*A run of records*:
···
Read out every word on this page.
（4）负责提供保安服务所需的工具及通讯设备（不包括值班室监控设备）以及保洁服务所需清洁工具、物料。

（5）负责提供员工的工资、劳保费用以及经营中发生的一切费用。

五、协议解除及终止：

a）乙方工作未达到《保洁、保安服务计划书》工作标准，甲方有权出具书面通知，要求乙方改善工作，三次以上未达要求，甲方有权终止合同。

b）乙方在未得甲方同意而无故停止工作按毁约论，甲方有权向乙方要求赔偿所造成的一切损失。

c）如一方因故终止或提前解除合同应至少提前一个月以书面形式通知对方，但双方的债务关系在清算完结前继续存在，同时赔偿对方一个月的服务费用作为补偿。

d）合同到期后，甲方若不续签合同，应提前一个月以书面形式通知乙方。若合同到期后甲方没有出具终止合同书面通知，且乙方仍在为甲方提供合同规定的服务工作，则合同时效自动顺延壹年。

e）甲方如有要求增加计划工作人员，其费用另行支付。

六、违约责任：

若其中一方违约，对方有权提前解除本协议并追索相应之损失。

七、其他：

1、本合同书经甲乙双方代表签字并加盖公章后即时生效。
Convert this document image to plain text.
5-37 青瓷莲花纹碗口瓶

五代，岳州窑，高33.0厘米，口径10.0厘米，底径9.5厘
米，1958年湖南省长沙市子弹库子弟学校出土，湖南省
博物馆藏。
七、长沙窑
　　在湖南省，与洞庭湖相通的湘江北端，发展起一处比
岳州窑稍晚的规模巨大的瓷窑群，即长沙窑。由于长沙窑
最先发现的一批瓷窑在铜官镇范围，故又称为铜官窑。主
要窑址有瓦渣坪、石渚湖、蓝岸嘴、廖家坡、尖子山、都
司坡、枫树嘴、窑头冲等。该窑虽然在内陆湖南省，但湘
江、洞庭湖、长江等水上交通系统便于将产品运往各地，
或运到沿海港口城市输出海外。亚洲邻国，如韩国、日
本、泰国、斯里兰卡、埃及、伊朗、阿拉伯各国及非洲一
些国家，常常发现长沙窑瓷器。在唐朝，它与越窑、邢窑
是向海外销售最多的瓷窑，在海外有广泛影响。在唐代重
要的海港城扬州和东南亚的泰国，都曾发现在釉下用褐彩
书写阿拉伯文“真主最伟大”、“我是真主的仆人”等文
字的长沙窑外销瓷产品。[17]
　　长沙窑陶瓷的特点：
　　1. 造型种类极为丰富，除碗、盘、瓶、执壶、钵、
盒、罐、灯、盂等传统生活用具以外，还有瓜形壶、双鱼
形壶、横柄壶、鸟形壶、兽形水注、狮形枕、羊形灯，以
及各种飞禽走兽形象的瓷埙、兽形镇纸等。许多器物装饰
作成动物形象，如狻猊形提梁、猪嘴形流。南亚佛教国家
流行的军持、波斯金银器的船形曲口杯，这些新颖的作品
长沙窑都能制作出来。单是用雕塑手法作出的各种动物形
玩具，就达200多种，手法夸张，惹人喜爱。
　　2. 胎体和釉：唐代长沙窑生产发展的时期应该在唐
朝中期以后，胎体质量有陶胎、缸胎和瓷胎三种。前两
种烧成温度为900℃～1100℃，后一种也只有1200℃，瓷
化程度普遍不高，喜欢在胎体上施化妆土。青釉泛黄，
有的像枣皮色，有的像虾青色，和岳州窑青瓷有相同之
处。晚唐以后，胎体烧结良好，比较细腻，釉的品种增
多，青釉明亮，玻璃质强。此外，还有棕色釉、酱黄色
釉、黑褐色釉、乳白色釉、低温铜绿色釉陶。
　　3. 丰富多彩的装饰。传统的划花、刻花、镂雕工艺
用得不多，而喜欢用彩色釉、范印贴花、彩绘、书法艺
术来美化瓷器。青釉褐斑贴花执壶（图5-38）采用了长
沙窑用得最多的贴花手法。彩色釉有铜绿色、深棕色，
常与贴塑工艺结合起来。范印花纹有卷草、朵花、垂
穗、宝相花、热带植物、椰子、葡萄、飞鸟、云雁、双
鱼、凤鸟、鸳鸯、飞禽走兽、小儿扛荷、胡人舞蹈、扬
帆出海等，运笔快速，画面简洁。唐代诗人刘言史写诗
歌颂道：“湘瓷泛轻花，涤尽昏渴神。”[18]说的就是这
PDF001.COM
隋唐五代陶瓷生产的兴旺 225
···
*Description of the task*: From the line containing "Convert this document image to plain text." to the last line of the material, please quote every line exactly and only those.

*Finished answer*:
Convert this document image to plain text.
5-37 青瓷莲花纹碗口瓶

五代，岳州窑，高33.0厘米，口径10.0厘米，底径9.5厘
米，1958年湖南省长沙市子弹库子弟学校出土，湖南省
博物馆藏。
七、长沙窑
　　在湖南省，与洞庭湖相通的湘江北端，发展起一处比
岳州窑稍晚的规模巨大的瓷窑群，即长沙窑。由于长沙窑
最先发现的一批瓷窑在铜官镇范围，故又称为铜官窑。主
要窑址有瓦渣坪、石渚湖、蓝岸嘴、廖家坡、尖子山、都
司坡、枫树嘴、窑头冲等。该窑虽然在内陆湖南省，但湘
江、洞庭湖、长江等水上交通系统便于将产品运往各地，
或运到沿海港口城市输出海外。亚洲邻国，如韩国、日
本、泰国、斯里兰卡、埃及、伊朗、阿拉伯各国及非洲一
些国家，常常发现长沙窑瓷器。在唐朝，它与越窑、邢窑
是向海外销售最多的瓷窑，在海外有广泛影响。在唐代重
要的海港城扬州和东南亚的泰国，都曾发现在釉下用褐彩
书写阿拉伯文“真主最伟大”、“我是真主的仆人”等文
字的长沙窑外销瓷产品。[17]
　　长沙窑陶瓷的特点：
　　1. 造型种类极为丰富，除碗、盘、瓶、执壶、钵、
盒、罐、灯、盂等传统生活用具以外，还有瓜形壶、双鱼
形壶、横柄壶、鸟形壶、兽形水注、狮形枕、羊形灯，以
及各种飞禽走兽形象的瓷埙、兽形镇纸等。许多器物装饰
作成动物形象，如狻猊形提梁、猪嘴形流。南亚佛教国家
流行的军持、波斯金银器的船形曲口杯，这些新颖的作品
长沙窑都能制作出来。单是用雕塑手法作出的各种动物形
玩具，就达200多种，手法夸张，惹人喜爱。
　　2. 胎体和釉：唐代长沙窑生产发展的时期应该在唐
朝中期以后，胎体质量有陶胎、缸胎和瓷胎三种。前两
种烧成温度为900℃～1100℃，后一种也只有1200℃，瓷
化程度普遍不高，喜欢在胎体上施化妆土。青釉泛黄，
有的像枣皮色，有的像虾青色，和岳州窑青瓷有相同之
处。晚唐以后，胎体烧结良好，比较细腻，釉的品种增
多，青釉明亮，玻璃质强。此外，还有棕色釉、酱黄色
釉、黑褐色釉、乳白色釉、低温铜绿色釉陶。
　　3. 丰富多彩的装饰。传统的划花、刻花、镂雕工艺
用得不多，而喜欢用彩色釉、范印贴花、彩绘、书法艺
术来美化瓷器。青釉褐斑贴花执壶（图5-38）采用了长
沙窑用得最多的贴花手法。彩色釉有铜绿色、深棕色，
常与贴塑工艺结合起来。范印花纹有卷草、朵花、垂
穗、宝相花、热带植物、椰子、葡萄、飞鸟、云雁、双
鱼、凤鸟、鸳鸯、飞禽走兽、小儿扛荷、胡人舞蹈、扬
帆出海等，运笔快速，画面简洁。唐代诗人刘言史写诗
歌颂道：“湘瓷泛轻花，涤尽昏渴神。”[18]说的就是这
PDF001.COM
隋唐五代陶瓷生产的兴旺 225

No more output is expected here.